STORED RECORDS:

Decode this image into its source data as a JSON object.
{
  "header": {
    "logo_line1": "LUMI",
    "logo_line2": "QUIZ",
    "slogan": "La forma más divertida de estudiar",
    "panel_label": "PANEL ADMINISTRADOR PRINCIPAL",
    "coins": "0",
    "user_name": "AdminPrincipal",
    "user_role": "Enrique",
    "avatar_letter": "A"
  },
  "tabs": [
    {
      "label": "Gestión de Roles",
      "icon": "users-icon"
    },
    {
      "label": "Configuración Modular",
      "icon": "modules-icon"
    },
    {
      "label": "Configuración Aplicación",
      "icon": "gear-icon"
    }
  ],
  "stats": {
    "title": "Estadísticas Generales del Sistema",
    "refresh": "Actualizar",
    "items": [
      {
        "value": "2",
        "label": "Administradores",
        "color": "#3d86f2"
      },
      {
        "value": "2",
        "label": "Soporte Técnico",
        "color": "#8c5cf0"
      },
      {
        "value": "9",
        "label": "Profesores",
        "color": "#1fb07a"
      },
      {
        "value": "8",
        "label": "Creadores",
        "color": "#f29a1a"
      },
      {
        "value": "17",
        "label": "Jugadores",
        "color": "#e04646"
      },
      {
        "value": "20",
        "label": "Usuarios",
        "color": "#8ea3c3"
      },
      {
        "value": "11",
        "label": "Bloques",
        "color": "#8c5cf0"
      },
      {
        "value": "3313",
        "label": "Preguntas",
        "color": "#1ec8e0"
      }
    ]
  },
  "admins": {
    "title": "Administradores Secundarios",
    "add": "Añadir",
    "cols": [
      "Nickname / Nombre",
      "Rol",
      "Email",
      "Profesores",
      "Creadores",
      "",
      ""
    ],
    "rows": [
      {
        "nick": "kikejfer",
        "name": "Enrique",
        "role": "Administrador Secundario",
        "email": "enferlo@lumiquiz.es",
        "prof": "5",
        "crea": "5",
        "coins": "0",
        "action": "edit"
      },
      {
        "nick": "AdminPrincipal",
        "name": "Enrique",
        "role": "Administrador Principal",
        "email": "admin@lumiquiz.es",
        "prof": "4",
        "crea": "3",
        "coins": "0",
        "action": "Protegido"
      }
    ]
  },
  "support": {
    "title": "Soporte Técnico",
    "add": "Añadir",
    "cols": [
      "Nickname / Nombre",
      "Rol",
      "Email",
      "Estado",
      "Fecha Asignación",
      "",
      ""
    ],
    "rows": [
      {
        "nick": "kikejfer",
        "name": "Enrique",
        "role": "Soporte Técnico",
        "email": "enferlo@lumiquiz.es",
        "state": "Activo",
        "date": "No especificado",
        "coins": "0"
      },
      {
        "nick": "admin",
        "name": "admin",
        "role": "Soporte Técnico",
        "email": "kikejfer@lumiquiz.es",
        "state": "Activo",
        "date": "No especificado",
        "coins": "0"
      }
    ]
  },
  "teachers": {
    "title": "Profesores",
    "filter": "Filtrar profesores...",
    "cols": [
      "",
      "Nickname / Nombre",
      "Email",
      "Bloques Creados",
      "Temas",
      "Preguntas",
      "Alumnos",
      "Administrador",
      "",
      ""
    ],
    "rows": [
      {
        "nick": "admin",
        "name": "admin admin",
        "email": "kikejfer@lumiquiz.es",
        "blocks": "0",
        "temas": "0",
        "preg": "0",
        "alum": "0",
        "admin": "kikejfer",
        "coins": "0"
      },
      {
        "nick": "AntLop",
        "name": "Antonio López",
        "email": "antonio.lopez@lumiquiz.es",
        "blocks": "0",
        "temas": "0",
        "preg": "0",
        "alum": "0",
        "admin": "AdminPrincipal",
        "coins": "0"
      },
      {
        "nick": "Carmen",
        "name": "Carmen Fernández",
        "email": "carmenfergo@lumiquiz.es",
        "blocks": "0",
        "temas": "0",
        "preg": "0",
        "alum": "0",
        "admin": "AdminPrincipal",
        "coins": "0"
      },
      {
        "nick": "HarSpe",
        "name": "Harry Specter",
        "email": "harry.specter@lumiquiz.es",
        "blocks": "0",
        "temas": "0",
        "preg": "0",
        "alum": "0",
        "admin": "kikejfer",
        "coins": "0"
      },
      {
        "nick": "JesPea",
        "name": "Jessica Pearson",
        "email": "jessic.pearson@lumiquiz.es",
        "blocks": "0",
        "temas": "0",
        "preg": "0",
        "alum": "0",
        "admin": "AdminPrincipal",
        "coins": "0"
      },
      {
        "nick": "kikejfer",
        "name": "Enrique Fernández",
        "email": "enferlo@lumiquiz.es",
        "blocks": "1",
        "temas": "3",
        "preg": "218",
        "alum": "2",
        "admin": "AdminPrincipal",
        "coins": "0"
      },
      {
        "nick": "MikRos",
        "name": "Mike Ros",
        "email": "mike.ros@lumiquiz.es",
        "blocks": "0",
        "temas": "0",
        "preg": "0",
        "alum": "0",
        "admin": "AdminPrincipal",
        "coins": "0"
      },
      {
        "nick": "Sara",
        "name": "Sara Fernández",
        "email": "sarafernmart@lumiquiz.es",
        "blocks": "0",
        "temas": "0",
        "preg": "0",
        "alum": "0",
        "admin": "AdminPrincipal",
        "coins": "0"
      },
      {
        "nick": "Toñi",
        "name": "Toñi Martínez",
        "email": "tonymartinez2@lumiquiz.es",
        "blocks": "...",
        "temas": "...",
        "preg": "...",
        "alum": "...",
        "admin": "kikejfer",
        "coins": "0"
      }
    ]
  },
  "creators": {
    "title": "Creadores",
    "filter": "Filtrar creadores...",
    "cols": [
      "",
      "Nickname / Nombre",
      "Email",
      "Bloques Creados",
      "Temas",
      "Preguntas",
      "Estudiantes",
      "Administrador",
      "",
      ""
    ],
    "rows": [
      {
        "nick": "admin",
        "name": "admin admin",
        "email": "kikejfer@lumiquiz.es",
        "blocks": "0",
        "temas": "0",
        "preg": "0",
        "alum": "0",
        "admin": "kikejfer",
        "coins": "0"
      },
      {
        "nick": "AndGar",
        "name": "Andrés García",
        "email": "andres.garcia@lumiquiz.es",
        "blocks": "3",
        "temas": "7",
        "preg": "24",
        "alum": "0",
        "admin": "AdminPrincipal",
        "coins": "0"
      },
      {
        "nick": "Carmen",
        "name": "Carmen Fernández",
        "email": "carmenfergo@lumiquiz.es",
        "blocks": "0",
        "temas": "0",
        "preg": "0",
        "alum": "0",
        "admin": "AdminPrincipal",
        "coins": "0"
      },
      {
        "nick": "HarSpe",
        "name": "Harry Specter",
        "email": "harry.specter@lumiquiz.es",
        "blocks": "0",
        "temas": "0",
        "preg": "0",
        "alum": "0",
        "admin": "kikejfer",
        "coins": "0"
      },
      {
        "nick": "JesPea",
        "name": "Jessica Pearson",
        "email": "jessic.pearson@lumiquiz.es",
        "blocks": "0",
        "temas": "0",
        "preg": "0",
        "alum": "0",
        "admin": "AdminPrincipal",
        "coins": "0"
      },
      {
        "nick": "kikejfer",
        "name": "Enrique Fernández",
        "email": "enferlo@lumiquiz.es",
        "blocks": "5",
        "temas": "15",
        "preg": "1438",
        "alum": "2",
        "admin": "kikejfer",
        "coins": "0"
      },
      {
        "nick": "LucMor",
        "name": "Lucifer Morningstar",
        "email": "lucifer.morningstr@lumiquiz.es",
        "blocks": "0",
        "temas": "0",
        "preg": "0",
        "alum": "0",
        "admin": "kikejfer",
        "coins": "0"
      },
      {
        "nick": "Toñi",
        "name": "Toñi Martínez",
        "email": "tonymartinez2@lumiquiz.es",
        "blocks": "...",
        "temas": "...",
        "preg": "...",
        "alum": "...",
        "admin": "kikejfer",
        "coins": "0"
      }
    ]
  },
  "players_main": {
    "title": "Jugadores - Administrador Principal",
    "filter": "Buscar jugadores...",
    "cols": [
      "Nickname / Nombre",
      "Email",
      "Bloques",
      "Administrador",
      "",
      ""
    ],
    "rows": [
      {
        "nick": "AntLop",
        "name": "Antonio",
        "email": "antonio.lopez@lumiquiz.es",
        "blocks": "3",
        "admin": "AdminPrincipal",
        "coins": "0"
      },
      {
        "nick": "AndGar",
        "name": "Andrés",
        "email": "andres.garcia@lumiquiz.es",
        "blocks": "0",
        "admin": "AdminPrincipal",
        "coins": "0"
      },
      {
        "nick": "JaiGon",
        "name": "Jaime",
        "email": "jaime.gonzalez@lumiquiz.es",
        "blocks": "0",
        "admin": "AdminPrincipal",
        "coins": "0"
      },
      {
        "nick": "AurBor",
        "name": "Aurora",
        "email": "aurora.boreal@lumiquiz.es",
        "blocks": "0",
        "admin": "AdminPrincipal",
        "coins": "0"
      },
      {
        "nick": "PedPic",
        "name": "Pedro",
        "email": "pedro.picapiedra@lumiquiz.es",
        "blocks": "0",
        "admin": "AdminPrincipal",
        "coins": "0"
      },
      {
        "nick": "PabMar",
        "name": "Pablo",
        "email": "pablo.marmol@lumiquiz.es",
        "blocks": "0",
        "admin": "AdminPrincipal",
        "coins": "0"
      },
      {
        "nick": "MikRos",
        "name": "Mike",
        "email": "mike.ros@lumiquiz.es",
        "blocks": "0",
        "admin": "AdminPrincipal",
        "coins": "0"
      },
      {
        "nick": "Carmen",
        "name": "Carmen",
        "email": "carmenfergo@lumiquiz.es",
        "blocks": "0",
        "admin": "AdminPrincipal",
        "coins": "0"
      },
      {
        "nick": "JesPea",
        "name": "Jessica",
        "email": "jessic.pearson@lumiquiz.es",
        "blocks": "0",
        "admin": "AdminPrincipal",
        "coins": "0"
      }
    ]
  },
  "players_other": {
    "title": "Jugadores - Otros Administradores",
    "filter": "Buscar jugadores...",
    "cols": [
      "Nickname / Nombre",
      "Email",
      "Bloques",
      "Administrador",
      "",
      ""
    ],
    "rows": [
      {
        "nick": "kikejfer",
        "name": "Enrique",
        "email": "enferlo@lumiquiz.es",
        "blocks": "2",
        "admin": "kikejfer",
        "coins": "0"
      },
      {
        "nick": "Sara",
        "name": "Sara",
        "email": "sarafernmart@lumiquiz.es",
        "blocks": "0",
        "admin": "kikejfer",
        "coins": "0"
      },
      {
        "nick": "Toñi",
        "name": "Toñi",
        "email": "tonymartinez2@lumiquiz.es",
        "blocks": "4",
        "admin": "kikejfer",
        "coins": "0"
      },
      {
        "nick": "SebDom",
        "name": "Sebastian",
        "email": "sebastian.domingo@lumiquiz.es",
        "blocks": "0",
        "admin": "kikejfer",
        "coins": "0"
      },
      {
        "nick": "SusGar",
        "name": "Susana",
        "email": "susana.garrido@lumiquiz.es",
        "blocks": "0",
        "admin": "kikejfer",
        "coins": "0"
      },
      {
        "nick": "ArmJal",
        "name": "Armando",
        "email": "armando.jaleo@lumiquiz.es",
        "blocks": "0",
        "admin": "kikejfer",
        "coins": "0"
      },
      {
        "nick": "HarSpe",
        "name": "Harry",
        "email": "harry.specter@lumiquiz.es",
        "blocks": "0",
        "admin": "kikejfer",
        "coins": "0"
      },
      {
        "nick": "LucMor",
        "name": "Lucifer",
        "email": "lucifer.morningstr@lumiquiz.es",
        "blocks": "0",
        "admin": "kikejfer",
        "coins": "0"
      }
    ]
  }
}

WHAT IS NEEDED: Respond with nothing but the number of lines in the entries that contain the string "Técnico".

THE RESPONSE: 4